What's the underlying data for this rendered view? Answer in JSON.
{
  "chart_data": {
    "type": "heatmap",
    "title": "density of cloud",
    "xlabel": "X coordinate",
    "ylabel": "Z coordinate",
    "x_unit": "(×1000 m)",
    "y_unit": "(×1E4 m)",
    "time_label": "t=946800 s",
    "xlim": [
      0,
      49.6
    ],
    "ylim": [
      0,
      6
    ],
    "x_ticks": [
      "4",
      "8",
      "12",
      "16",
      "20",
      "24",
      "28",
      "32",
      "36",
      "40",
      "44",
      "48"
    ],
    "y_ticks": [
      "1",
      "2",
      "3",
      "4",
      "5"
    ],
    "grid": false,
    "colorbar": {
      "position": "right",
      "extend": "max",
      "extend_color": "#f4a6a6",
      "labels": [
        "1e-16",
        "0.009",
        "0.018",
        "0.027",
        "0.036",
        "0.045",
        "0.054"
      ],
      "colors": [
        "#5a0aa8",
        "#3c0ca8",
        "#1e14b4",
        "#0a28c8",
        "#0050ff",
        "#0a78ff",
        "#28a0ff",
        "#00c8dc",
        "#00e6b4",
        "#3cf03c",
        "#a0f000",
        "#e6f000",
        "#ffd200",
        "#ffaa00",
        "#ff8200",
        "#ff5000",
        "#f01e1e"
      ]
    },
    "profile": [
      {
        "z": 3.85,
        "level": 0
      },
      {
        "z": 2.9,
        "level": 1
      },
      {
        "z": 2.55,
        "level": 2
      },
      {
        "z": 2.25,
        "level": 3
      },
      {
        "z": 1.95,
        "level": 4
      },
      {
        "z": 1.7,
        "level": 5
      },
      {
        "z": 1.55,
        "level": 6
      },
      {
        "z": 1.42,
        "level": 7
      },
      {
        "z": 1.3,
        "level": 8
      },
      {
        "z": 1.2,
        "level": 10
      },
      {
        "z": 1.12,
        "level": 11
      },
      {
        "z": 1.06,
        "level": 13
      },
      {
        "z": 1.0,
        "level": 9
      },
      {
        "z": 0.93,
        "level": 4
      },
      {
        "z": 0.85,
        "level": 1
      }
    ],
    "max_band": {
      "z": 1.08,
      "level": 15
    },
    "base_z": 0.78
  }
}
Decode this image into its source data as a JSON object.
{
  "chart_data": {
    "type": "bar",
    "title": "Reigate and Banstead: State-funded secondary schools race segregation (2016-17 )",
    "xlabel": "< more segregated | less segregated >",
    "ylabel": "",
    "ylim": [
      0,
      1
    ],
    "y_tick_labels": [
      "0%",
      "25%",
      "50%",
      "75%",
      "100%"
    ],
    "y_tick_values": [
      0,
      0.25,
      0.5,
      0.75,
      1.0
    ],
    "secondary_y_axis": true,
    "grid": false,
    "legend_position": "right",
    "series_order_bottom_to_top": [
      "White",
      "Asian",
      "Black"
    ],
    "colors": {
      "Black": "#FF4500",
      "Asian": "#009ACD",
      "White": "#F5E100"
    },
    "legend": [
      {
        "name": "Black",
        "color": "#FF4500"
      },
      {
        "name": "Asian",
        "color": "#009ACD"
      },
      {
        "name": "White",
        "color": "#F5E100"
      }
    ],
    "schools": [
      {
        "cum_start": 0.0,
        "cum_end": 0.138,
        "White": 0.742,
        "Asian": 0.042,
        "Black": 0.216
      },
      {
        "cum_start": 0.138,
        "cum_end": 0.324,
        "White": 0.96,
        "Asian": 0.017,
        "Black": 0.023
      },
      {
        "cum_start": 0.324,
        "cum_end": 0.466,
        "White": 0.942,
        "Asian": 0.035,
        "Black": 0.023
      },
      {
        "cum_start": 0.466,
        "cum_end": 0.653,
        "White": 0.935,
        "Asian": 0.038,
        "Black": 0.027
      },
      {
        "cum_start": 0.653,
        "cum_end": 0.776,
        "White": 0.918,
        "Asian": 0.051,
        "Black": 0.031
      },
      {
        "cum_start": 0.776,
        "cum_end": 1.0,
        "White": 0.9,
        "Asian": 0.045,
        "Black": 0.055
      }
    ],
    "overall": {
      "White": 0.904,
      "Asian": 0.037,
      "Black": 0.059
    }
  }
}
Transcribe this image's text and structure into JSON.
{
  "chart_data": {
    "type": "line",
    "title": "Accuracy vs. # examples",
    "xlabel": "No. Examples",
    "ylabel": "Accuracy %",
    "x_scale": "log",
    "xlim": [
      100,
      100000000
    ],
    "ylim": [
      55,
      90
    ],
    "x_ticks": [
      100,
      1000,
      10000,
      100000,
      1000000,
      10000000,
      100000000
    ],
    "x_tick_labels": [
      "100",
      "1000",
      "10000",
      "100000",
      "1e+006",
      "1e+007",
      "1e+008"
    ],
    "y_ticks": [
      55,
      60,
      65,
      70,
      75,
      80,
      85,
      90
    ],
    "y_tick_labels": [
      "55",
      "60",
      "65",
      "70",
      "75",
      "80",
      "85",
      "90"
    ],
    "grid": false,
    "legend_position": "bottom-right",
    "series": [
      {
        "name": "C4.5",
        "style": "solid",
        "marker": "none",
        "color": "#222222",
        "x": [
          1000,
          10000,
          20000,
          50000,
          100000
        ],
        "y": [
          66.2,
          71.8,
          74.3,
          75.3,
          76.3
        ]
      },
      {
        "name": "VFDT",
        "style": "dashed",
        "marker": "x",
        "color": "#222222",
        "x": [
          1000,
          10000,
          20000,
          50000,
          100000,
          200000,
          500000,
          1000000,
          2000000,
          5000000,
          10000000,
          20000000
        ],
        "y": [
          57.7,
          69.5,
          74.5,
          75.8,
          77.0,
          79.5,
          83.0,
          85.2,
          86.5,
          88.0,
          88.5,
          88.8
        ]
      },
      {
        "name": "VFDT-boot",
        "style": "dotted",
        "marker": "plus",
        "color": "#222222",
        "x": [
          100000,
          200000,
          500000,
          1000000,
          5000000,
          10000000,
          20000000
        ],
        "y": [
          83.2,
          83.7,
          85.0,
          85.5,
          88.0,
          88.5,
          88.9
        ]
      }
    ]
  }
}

= = = = =

| What is needed |
From the listing above, extract all records word for word.

| Complete output |
What's the underlying data for this rendered view? Answer in JSON.
{
  "chart_data": {
    "type": "heatmap",
    "title": "density of cloud",
    "xlabel": "X coordinate",
    "ylabel": "Z coordinate",
    "x_unit": "(×1000 m)",
    "y_unit": "(×1E4 m)",
    "time_label": "t=946800 s",
    "xlim": [
      0,
      49.6
    ],
    "ylim": [
      0,
      6
    ],
    "x_ticks": [
      "4",
      "8",
      "12",
      "16",
      "20",
      "24",
      "28",
      "32",
      "36",
      "40",
      "44",
      "48"
    ],
    "y_ticks": [
      "1",
      "2",
      "3",
      "4",
      "5"
    ],
    "grid": false,
    "colorbar": {
      "position": "right",
      "extend": "max",
      "extend_color": "#f4a6a6",
      "labels": [
        "1e-16",
        "0.009",
        "0.018",
        "0.027",
        "0.036",
        "0.045",
        "0.054"
      ],
      "colors": [
        "#5a0aa8",
        "#3c0ca8",
        "#1e14b4",
        "#0a28c8",
        "#0050ff",
        "#0a78ff",
        "#28a0ff",
        "#00c8dc",
        "#00e6b4",
        "#3cf03c",
        "#a0f000",
        "#e6f000",
        "#ffd200",
        "#ffaa00",
        "#ff8200",
        "#ff5000",
        "#f01e1e"
      ]
    },
    "profile": [
      {
        "z": 3.85,
        "level": 0
      },
      {
        "z": 2.9,
        "level": 1
      },
      {
        "z": 2.55,
        "level": 2
      },
      {
        "z": 2.25,
        "level": 3
      },
      {
        "z": 1.95,
        "level": 4
      },
      {
        "z": 1.7,
        "level": 5
      },
      {
        "z": 1.55,
        "level": 6
      },
      {
        "z": 1.42,
        "level": 7
      },
      {
        "z": 1.3,
        "level": 8
      },
      {
        "z": 1.2,
        "level": 10
      },
      {
        "z": 1.12,
        "level": 11
      },
      {
        "z": 1.06,
        "level": 13
      },
      {
        "z": 1.0,
        "level": 9
      },
      {
        "z": 0.93,
        "level": 4
      },
      {
        "z": 0.85,
        "level": 1
      }
    ],
    "max_band": {
      "z": 1.08,
      "level": 15
    },
    "base_z": 0.78
  }
}
Decode this image into its source data as a JSON object.
{
  "chart_data": {
    "type": "bar",
    "title": "Reigate and Banstead: State-funded secondary schools race segregation (2016-17 )",
    "xlabel": "< more segregated | less segregated >",
    "ylabel": "",
    "ylim": [
      0,
      1
    ],
    "y_tick_labels": [
      "0%",
      "25%",
      "50%",
      "75%",
      "100%"
    ],
    "y_tick_values": [
      0,
      0.25,
      0.5,
      0.75,
      1.0
    ],
    "secondary_y_axis": true,
    "grid": false,
    "legend_position": "right",
    "series_order_bottom_to_top": [
      "White",
      "Asian",
      "Black"
    ],
    "colors": {
      "Black": "#FF4500",
      "Asian": "#009ACD",
      "White": "#F5E100"
    },
    "legend": [
      {
        "name": "Black",
        "color": "#FF4500"
      },
      {
        "name": "Asian",
        "color": "#009ACD"
      },
      {
        "name": "White",
        "color": "#F5E100"
      }
    ],
    "schools": [
      {
        "cum_start": 0.0,
        "cum_end": 0.138,
        "White": 0.742,
        "Asian": 0.042,
        "Black": 0.216
      },
      {
        "cum_start": 0.138,
        "cum_end": 0.324,
        "White": 0.96,
        "Asian": 0.017,
        "Black": 0.023
      },
      {
        "cum_start": 0.324,
        "cum_end": 0.466,
        "White": 0.942,
        "Asian": 0.035,
        "Black": 0.023
      },
      {
        "cum_start": 0.466,
        "cum_end": 0.653,
        "White": 0.935,
        "Asian": 0.038,
        "Black": 0.027
      },
      {
        "cum_start": 0.653,
        "cum_end": 0.776,
        "White": 0.918,
        "Asian": 0.051,
        "Black": 0.031
      },
      {
        "cum_start": 0.776,
        "cum_end": 1.0,
        "White": 0.9,
        "Asian": 0.045,
        "Black": 0.055
      }
    ],
    "overall": {
      "White": 0.904,
      "Asian": 0.037,
      "Black": 0.059
    }
  }
}
Transcribe this image's text and structure into JSON.
{
  "chart_data": {
    "type": "line",
    "title": "Accuracy vs. # examples",
    "xlabel": "No. Examples",
    "ylabel": "Accuracy %",
    "x_scale": "log",
    "xlim": [
      100,
      100000000
    ],
    "ylim": [
      55,
      90
    ],
    "x_ticks": [
      100,
      1000,
      10000,
      100000,
      1000000,
      10000000,
      100000000
    ],
    "x_tick_labels": [
      "100",
      "1000",
      "10000",
      "100000",
      "1e+006",
      "1e+007",
      "1e+008"
    ],
    "y_ticks": [
      55,
      60,
      65,
      70,
      75,
      80,
      85,
      90
    ],
    "y_tick_labels": [
      "55",
      "60",
      "65",
      "70",
      "75",
      "80",
      "85",
      "90"
    ],
    "grid": false,
    "legend_position": "bottom-right",
    "series": [
      {
        "name": "C4.5",
        "style": "solid",
        "marker": "none",
        "color": "#222222",
        "x": [
          1000,
          10000,
          20000,
          50000,
          100000
        ],
        "y": [
          66.2,
          71.8,
          74.3,
          75.3,
          76.3
        ]
      },
      {
        "name": "VFDT",
        "style": "dashed",
        "marker": "x",
        "color": "#222222",
        "x": [
          1000,
          10000,
          20000,
          50000,
          100000,
          200000,
          500000,
          1000000,
          2000000,
          5000000,
          10000000,
          20000000
        ],
        "y": [
          57.7,
          69.5,
          74.5,
          75.8,
          77.0,
          79.5,
          83.0,
          85.2,
          86.5,
          88.0,
          88.5,
          88.8
        ]
      },
      {
        "name": "VFDT-boot",
        "style": "dotted",
        "marker": "plus",
        "color": "#222222",
        "x": [
          100000,
          200000,
          500000,
          1000000,
          5000000,
          10000000,
          20000000
        ],
        "y": [
          83.2,
          83.7,
          85.0,
          85.5,
          88.0,
          88.5,
          88.9
        ]
      }
    ]
  }
}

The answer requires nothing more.